Copy out every line exactly, passing over the pictures.

# Start of AVAILABLE DATA

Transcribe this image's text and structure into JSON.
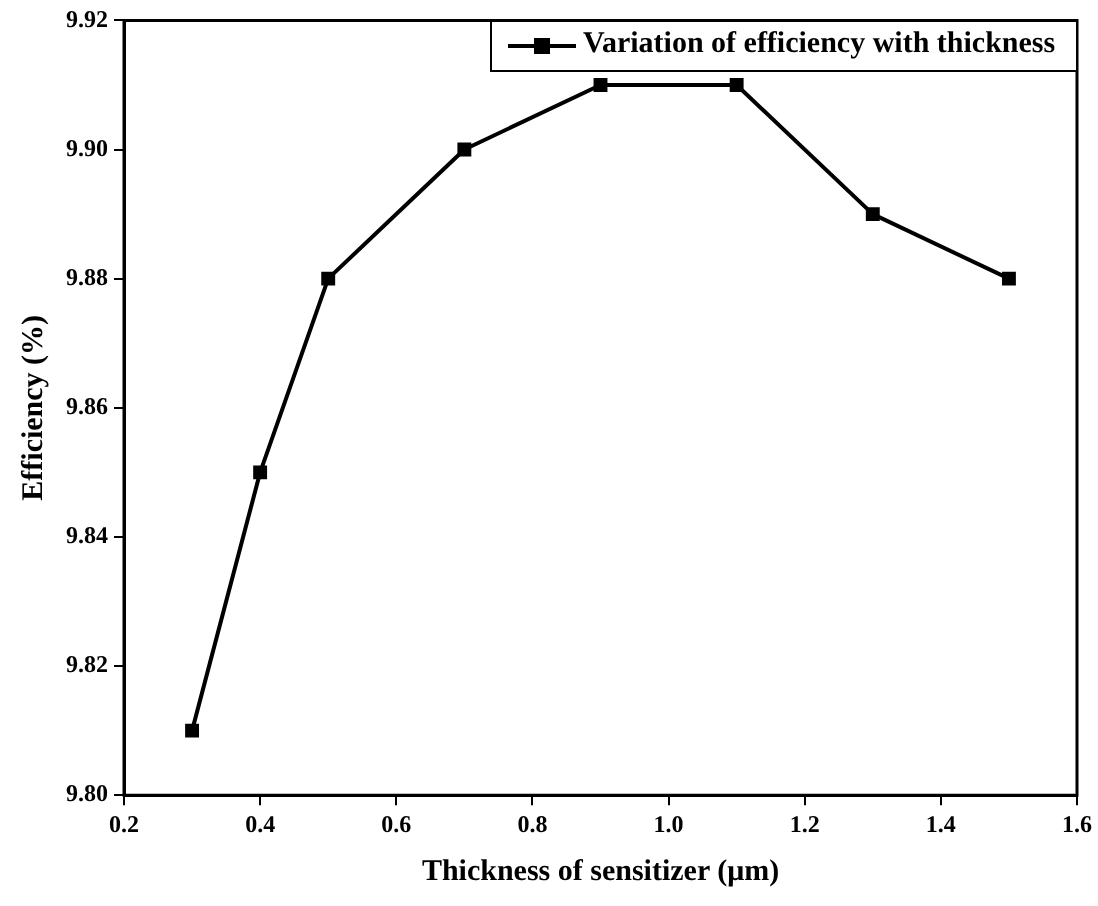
{
  "chart_data": {
    "type": "line",
    "xlabel": "Thickness of sensitizer (μm)",
    "ylabel": "Efficiency (%)",
    "x": [
      0.3,
      0.4,
      0.5,
      0.7,
      0.9,
      1.1,
      1.3,
      1.5
    ],
    "series": [
      {
        "name": "Variation of efficiency with thickness",
        "color": "#000000",
        "values": [
          9.81,
          9.85,
          9.88,
          9.9,
          9.91,
          9.91,
          9.89,
          9.88
        ]
      }
    ],
    "xlim": [
      0.2,
      1.6
    ],
    "xticks": [
      0.2,
      0.4,
      0.6,
      0.8,
      {
        "value": 1.0,
        "label": "1.0"
      },
      1.2,
      1.4,
      1.6
    ],
    "ylim": [
      9.8,
      9.92
    ],
    "yticks": [
      {
        "value": 9.8,
        "label": "9.80"
      },
      {
        "value": 9.82,
        "label": "9.82"
      },
      {
        "value": 9.84,
        "label": "9.84"
      },
      {
        "value": 9.86,
        "label": "9.86"
      },
      {
        "value": 9.88,
        "label": "9.88"
      },
      {
        "value": 9.9,
        "label": "9.90"
      },
      {
        "value": 9.92,
        "label": "9.92"
      }
    ],
    "grid": false,
    "legend": "top right",
    "marker": "square",
    "line_style": "solid"
  }
}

# End of AVAILABLE DATA

RESPONSE TO THE TASK >>
Transcribe this image's text and structure into JSON.
{
  "chart_data": {
    "type": "line",
    "xlabel": "Thickness of sensitizer (μm)",
    "ylabel": "Efficiency (%)",
    "x": [
      0.3,
      0.4,
      0.5,
      0.7,
      0.9,
      1.1,
      1.3,
      1.5
    ],
    "series": [
      {
        "name": "Variation of efficiency with thickness",
        "color": "#000000",
        "values": [
          9.81,
          9.85,
          9.88,
          9.9,
          9.91,
          9.91,
          9.89,
          9.88
        ]
      }
    ],
    "xlim": [
      0.2,
      1.6
    ],
    "xticks": [
      0.2,
      0.4,
      0.6,
      0.8,
      {
        "value": 1.0,
        "label": "1.0"
      },
      1.2,
      1.4,
      1.6
    ],
    "ylim": [
      9.8,
      9.92
    ],
    "yticks": [
      {
        "value": 9.8,
        "label": "9.80"
      },
      {
        "value": 9.82,
        "label": "9.82"
      },
      {
        "value": 9.84,
        "label": "9.84"
      },
      {
        "value": 9.86,
        "label": "9.86"
      },
      {
        "value": 9.88,
        "label": "9.88"
      },
      {
        "value": 9.9,
        "label": "9.90"
      },
      {
        "value": 9.92,
        "label": "9.92"
      }
    ],
    "grid": false,
    "legend": "top right",
    "marker": "square",
    "line_style": "solid"
  }
}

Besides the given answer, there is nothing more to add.